OBJECTIVE: State how many lines in the entries below contain the string "schedule". Reply with the number only.

EXCERPTED DATA:

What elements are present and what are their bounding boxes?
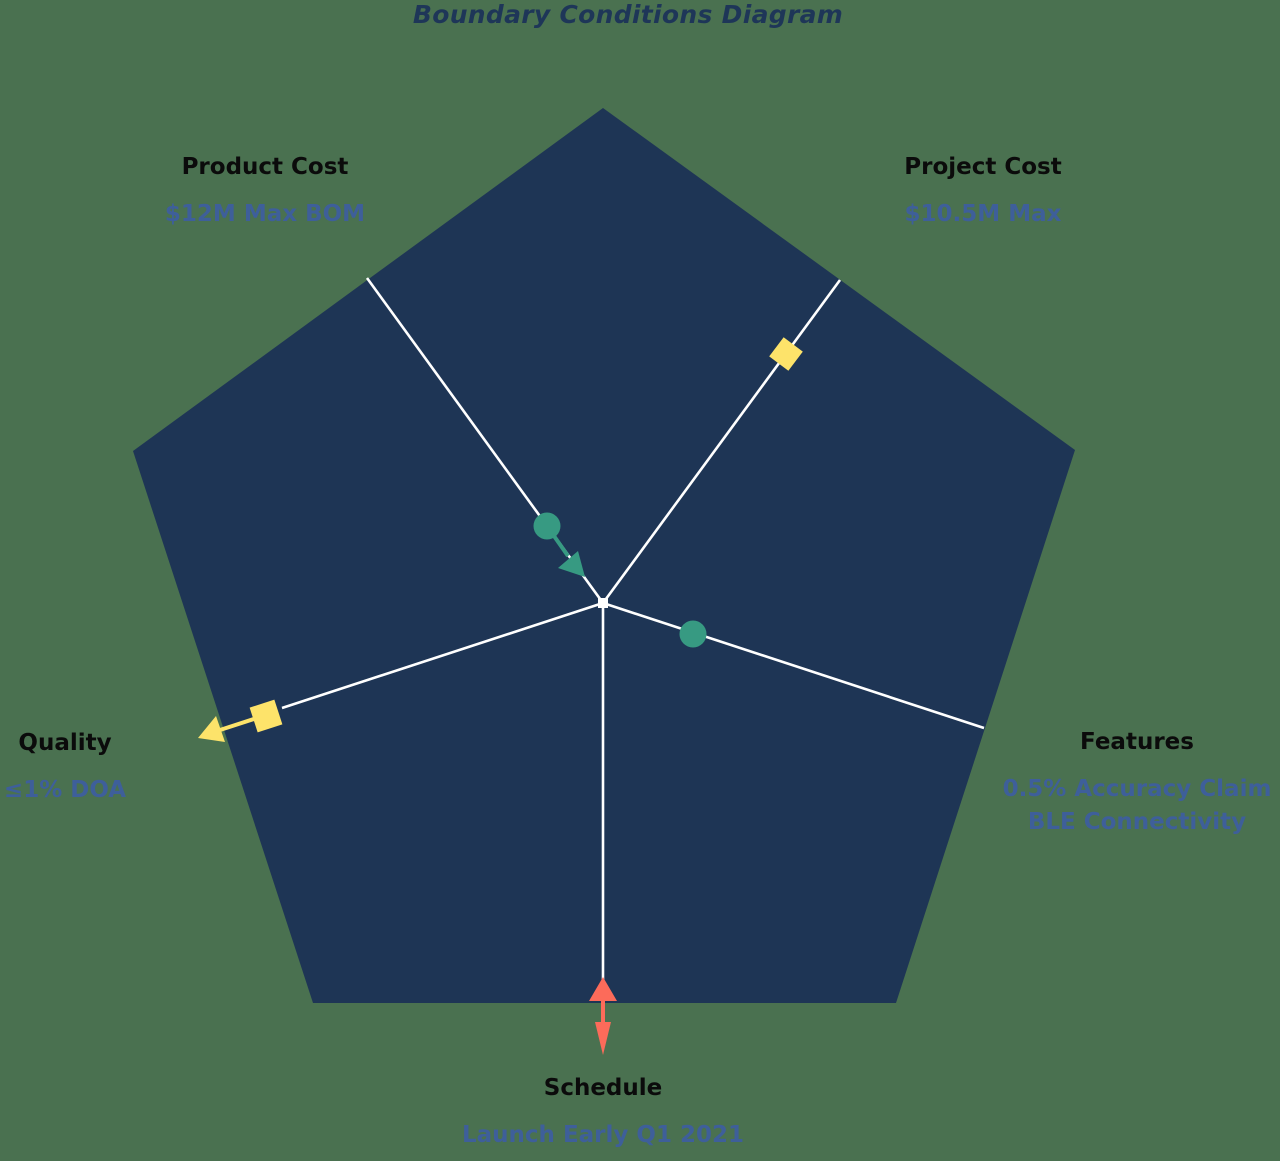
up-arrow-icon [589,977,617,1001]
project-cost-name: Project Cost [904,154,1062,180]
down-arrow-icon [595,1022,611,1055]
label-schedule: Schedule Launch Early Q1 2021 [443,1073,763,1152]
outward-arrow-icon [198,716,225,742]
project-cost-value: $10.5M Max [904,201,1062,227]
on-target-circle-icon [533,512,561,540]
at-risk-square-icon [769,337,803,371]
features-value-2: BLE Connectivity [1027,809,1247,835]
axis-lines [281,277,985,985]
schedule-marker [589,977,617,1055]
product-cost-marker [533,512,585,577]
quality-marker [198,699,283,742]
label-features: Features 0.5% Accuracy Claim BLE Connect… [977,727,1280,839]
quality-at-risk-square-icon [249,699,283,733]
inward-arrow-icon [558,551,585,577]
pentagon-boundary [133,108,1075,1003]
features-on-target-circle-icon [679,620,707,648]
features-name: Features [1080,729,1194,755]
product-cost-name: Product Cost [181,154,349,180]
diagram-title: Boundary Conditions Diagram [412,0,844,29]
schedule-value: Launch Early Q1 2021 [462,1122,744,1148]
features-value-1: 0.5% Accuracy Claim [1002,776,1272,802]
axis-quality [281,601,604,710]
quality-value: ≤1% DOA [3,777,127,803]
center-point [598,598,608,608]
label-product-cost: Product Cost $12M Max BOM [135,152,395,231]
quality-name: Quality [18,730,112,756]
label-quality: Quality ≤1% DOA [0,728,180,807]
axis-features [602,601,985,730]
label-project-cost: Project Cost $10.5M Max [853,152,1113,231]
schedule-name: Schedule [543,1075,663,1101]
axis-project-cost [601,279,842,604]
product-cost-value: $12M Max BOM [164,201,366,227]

* * *

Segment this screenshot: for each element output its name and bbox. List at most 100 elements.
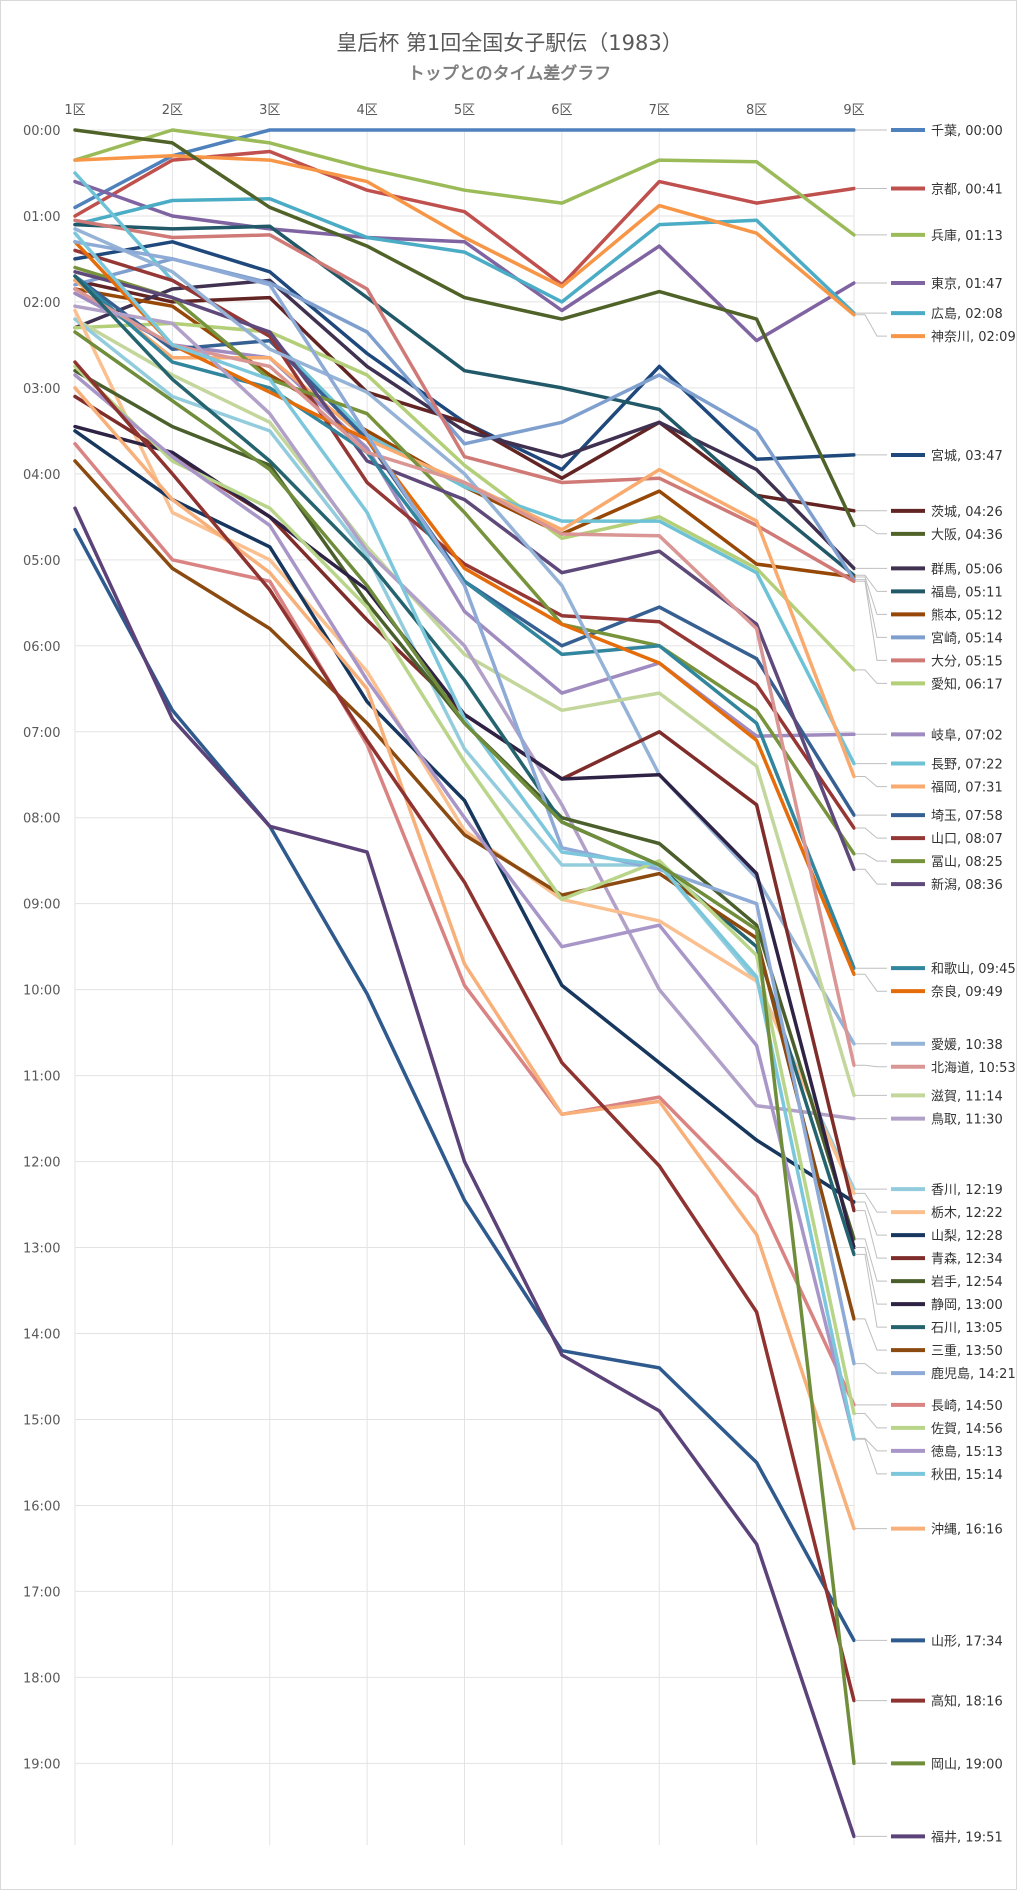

RESULT OF THIS TASK: 4